▶ Stated task
Look through the data below. Pick out the lines holding the string "水果价格".

******

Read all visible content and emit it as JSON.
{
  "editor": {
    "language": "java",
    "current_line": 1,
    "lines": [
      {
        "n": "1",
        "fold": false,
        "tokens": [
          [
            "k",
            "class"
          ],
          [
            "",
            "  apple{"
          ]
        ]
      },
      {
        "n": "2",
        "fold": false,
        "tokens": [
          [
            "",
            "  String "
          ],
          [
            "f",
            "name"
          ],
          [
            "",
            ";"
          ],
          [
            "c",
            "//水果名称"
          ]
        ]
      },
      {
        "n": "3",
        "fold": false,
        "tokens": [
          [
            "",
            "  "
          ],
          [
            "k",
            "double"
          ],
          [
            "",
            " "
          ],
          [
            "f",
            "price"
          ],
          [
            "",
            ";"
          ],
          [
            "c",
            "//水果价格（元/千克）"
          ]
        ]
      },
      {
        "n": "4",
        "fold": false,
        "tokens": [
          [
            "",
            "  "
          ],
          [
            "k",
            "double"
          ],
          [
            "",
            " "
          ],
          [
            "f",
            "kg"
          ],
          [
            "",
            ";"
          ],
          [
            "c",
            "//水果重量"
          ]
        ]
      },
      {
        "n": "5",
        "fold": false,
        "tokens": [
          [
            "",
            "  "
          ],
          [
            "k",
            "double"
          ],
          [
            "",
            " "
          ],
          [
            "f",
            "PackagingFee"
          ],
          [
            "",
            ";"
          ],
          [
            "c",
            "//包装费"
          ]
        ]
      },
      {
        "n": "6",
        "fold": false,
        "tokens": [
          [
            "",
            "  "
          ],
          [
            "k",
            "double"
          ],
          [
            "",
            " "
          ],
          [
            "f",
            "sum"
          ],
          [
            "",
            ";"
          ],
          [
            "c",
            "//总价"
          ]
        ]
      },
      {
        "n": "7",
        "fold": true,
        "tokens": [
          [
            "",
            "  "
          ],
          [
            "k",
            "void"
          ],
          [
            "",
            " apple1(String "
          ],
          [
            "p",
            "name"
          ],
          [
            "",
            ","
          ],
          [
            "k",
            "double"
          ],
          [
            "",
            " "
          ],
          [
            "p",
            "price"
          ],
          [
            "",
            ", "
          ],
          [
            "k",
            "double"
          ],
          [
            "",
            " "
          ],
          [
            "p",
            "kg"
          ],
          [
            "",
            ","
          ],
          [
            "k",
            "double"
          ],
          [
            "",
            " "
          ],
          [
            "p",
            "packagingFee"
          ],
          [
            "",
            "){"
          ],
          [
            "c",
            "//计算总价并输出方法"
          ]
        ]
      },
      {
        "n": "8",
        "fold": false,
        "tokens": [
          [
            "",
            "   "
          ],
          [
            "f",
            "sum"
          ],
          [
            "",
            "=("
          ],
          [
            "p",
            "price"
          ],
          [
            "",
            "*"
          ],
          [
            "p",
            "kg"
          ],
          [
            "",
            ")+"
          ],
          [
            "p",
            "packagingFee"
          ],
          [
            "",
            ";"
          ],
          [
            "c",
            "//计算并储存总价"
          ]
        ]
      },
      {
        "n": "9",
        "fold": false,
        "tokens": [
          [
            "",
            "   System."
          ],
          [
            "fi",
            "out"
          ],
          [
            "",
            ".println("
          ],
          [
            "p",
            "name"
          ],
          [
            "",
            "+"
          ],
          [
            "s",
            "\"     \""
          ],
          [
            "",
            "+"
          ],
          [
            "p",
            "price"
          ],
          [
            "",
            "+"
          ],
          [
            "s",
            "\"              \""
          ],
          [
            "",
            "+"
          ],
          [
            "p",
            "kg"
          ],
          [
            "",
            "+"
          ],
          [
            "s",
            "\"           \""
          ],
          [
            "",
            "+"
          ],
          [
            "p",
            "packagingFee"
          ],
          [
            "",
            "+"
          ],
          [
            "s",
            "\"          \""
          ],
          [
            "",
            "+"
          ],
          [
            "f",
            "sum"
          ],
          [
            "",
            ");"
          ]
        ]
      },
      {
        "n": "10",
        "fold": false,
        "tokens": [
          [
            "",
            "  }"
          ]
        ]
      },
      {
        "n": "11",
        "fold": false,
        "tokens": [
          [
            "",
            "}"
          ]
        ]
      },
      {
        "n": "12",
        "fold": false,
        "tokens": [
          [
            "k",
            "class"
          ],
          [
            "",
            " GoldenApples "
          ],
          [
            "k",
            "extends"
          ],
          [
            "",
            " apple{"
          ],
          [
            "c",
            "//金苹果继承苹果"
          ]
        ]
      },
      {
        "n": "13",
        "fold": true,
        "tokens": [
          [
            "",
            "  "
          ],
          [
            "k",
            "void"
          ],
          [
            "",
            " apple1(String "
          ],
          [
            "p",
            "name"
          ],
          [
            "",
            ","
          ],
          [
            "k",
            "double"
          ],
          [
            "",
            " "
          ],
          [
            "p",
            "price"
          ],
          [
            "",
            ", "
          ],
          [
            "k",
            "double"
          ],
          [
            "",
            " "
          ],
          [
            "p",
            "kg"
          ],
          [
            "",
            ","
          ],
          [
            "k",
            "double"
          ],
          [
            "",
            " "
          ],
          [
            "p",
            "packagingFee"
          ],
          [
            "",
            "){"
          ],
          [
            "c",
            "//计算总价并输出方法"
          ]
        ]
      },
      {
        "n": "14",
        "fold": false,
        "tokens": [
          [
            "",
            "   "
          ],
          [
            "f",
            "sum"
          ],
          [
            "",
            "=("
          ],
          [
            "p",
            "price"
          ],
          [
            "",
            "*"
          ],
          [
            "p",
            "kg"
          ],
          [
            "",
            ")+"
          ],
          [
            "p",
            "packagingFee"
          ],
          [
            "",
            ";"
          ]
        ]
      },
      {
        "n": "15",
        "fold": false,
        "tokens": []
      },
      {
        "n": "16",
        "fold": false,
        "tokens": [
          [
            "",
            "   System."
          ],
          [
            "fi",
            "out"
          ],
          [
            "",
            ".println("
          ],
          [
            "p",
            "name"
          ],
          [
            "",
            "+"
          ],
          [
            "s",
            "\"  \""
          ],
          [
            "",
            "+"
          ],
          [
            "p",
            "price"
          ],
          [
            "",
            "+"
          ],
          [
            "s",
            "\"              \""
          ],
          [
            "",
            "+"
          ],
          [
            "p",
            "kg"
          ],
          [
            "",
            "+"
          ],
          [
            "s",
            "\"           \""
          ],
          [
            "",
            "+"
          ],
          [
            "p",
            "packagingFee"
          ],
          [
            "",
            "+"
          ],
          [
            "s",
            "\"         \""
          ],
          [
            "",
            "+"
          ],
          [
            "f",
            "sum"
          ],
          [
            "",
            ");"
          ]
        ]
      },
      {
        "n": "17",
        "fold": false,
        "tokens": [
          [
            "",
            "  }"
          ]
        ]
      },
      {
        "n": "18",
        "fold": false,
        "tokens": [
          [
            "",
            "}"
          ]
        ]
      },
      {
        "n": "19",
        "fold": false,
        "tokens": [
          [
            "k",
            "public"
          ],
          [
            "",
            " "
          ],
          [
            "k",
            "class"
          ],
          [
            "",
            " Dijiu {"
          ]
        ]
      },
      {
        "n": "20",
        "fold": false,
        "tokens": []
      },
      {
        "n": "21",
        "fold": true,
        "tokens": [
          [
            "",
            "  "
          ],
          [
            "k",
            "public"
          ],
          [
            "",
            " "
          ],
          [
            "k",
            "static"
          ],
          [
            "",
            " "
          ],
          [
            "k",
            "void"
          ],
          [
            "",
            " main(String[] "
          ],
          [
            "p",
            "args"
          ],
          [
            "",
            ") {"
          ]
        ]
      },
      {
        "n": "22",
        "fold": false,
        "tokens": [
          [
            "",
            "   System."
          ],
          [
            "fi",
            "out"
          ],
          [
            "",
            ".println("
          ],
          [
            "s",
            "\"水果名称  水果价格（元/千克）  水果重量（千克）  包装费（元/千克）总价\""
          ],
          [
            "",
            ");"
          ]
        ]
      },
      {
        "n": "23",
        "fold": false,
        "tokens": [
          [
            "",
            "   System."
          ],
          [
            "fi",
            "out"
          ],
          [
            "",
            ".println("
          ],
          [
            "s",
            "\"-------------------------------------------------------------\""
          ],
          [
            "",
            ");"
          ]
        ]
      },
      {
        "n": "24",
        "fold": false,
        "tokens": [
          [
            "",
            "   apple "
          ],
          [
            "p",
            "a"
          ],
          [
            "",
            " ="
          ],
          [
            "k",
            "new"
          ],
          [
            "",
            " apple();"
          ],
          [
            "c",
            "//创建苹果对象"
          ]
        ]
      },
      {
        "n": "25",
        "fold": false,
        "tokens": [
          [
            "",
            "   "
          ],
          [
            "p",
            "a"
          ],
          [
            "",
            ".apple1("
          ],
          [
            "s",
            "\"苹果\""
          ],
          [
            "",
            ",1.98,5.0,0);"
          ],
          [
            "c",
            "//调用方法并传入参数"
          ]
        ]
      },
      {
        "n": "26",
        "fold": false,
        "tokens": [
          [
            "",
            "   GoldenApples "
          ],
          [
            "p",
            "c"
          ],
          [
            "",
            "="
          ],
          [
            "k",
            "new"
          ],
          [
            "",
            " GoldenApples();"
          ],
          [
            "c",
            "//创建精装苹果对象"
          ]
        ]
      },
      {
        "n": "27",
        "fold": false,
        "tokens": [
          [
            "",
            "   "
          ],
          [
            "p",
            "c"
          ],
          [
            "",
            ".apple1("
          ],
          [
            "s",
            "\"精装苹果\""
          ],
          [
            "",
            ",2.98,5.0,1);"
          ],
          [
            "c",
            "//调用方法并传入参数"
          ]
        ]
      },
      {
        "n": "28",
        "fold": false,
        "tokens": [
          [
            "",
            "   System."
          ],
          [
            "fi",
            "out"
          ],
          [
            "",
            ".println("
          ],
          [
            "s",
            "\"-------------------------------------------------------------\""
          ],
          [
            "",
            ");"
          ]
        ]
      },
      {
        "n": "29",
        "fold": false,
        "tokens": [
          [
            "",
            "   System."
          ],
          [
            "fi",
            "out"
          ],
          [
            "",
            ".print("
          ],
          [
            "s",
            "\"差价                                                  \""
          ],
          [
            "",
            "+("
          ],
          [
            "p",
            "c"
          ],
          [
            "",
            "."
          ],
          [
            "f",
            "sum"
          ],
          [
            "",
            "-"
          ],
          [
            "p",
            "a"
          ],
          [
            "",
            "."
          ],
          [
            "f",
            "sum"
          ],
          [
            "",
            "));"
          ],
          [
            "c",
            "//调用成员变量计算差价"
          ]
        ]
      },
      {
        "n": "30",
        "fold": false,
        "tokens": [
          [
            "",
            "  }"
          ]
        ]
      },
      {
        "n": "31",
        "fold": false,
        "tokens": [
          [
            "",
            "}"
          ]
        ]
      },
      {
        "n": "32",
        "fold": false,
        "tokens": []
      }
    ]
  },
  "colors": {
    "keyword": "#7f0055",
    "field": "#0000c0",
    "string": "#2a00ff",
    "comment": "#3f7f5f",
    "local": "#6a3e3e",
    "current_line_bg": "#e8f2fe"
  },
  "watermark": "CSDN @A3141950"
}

******

▶ Answer to the task
            "//水果价格（元/千克）"
            "\"水果名称  水果价格（元/千克）  水果重量（千克）  包装费（元/千克）总价\""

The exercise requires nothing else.